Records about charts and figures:
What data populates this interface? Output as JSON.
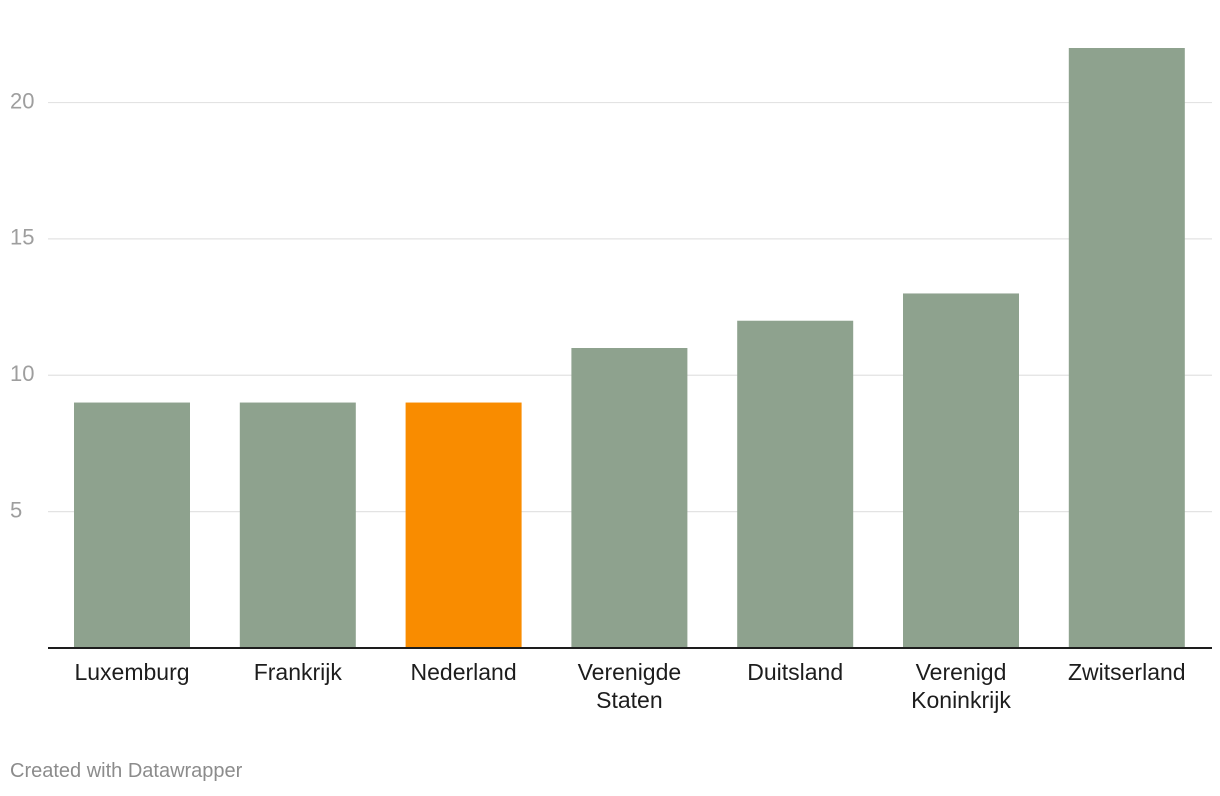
{
  "chart_data": {
    "type": "bar",
    "categories": [
      [
        "Luxemburg"
      ],
      [
        "Frankrijk"
      ],
      [
        "Nederland"
      ],
      [
        "Verenigde",
        "Staten"
      ],
      [
        "Duitsland"
      ],
      [
        "Verenigd",
        "Koninkrijk"
      ],
      [
        "Zwitserland"
      ]
    ],
    "values": [
      9,
      9,
      9,
      11,
      12,
      13,
      22
    ],
    "highlight_index": 2,
    "title": "",
    "xlabel": "",
    "ylabel": "",
    "ylim": [
      0,
      22
    ],
    "yticks": [
      5,
      10,
      15,
      20
    ],
    "grid": true,
    "legend": "none"
  },
  "colors": {
    "bar": "#8ea28e",
    "highlight": "#f98c00",
    "grid": "#e3e3e3",
    "axis": "#1d1d1d"
  },
  "footer": {
    "credit": "Created with Datawrapper"
  }
}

PROBLEM DESCRIPTION: Transcribe the records word for word and include no pictures.

FINISHED TASK:
What data populates this interface? Output as JSON.
{
  "chart_data": {
    "type": "bar",
    "categories": [
      [
        "Luxemburg"
      ],
      [
        "Frankrijk"
      ],
      [
        "Nederland"
      ],
      [
        "Verenigde",
        "Staten"
      ],
      [
        "Duitsland"
      ],
      [
        "Verenigd",
        "Koninkrijk"
      ],
      [
        "Zwitserland"
      ]
    ],
    "values": [
      9,
      9,
      9,
      11,
      12,
      13,
      22
    ],
    "highlight_index": 2,
    "title": "",
    "xlabel": "",
    "ylabel": "",
    "ylim": [
      0,
      22
    ],
    "yticks": [
      5,
      10,
      15,
      20
    ],
    "grid": true,
    "legend": "none"
  },
  "colors": {
    "bar": "#8ea28e",
    "highlight": "#f98c00",
    "grid": "#e3e3e3",
    "axis": "#1d1d1d"
  },
  "footer": {
    "credit": "Created with Datawrapper"
  }
}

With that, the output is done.